___ Source material

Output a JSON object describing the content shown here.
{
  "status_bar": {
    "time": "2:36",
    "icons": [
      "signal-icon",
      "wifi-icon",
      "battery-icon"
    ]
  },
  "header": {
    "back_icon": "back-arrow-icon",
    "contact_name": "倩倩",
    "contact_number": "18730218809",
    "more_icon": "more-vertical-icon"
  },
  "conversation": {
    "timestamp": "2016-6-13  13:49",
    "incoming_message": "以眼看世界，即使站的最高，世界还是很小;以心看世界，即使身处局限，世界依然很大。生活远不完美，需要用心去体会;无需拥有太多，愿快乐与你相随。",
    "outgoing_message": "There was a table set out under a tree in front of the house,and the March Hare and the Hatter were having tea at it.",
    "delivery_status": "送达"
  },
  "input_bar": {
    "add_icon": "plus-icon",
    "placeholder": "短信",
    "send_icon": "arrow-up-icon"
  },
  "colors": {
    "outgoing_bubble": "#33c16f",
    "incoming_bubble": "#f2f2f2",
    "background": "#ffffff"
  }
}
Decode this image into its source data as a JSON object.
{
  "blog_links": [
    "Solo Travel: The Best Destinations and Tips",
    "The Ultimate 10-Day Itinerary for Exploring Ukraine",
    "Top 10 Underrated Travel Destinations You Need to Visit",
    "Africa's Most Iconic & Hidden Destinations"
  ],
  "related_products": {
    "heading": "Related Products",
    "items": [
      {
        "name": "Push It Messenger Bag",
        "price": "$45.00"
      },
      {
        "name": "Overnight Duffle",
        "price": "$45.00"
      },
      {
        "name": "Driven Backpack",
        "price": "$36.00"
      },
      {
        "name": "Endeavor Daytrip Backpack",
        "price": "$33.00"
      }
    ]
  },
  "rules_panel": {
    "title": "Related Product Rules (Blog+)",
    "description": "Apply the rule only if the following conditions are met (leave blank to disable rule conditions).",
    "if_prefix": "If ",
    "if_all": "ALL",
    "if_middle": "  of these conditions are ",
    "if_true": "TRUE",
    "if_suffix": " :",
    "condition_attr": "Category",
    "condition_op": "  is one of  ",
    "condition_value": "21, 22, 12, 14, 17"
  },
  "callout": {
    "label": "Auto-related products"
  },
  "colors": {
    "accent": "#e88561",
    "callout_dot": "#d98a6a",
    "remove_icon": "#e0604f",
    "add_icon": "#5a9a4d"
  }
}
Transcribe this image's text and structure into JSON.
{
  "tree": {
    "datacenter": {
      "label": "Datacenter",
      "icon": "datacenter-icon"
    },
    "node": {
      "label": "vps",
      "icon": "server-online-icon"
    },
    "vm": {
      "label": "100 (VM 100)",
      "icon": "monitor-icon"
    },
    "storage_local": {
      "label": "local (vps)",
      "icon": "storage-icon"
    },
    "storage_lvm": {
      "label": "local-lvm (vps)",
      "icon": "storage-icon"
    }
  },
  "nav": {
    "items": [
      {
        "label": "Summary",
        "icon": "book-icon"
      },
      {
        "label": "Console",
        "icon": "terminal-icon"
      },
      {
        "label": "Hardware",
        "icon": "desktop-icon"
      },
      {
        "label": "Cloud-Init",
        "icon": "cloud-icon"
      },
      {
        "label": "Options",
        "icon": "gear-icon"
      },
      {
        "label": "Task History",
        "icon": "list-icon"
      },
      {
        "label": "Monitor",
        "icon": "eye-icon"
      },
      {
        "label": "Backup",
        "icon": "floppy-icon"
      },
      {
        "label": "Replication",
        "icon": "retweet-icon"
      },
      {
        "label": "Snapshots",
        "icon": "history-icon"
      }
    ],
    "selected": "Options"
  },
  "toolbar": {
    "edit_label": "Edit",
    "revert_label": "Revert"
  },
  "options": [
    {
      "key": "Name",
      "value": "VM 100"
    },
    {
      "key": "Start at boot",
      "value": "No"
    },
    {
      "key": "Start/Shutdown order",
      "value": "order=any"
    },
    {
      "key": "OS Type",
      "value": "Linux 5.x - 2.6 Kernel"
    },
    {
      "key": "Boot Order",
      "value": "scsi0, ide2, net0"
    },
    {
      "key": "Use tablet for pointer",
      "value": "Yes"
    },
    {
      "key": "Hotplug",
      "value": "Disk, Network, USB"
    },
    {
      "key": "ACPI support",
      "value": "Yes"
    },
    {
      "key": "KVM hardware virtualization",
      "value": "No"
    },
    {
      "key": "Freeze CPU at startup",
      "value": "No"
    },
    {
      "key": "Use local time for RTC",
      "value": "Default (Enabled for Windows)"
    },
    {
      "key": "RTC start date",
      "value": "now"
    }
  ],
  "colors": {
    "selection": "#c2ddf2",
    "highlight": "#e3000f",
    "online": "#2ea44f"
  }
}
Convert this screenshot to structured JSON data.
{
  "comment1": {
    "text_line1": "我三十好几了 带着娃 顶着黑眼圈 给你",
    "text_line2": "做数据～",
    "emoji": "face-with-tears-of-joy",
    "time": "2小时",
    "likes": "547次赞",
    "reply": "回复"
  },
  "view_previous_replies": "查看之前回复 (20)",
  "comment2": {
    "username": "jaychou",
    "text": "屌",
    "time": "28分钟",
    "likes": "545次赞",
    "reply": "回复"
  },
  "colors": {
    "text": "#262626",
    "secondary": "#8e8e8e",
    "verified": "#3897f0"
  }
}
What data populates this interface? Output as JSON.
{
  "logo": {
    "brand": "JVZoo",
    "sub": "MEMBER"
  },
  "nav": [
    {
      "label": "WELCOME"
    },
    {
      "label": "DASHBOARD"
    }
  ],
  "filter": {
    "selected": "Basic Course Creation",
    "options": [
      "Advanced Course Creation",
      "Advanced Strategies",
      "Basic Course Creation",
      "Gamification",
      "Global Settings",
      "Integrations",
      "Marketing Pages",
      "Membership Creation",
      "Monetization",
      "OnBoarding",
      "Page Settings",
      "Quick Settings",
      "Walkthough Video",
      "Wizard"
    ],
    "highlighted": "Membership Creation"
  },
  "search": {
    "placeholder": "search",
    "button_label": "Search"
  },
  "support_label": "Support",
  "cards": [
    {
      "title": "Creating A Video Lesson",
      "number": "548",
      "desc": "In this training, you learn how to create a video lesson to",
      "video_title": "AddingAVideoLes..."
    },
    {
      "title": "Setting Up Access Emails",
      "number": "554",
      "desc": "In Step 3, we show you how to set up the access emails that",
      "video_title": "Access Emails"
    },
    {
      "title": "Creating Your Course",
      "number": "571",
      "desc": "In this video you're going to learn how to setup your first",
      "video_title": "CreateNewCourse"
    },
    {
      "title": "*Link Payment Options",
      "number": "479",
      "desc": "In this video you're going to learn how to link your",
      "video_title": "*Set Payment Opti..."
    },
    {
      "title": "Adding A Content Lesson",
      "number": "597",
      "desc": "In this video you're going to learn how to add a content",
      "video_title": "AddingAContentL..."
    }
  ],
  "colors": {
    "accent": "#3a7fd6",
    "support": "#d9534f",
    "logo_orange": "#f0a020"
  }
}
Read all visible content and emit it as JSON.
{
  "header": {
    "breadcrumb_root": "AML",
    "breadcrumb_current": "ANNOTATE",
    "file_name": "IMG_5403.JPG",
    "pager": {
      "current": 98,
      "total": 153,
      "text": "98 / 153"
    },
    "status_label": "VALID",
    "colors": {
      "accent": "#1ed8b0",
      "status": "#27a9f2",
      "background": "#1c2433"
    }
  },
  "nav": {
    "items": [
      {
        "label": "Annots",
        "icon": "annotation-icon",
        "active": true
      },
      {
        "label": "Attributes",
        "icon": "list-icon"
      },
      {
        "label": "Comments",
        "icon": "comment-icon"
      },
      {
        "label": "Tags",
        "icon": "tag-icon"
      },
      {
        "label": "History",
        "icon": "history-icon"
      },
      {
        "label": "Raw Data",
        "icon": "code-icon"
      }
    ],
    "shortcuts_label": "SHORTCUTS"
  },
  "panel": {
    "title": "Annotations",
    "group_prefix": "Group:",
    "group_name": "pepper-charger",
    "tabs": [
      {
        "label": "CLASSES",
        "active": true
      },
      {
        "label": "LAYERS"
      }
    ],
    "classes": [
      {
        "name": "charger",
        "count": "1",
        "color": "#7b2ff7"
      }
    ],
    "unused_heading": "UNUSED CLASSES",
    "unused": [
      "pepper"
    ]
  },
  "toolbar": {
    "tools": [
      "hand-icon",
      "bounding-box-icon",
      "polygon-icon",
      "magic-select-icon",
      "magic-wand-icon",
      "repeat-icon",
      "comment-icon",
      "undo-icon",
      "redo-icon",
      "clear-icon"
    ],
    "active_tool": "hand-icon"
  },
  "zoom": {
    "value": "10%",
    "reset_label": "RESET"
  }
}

______

--- Required work ---
Single out each line of the records above with the string "Basic" in it, and copy it.

--- Task answer ---
    "selected": "Basic Course Creation",
      "Basic Course Creation",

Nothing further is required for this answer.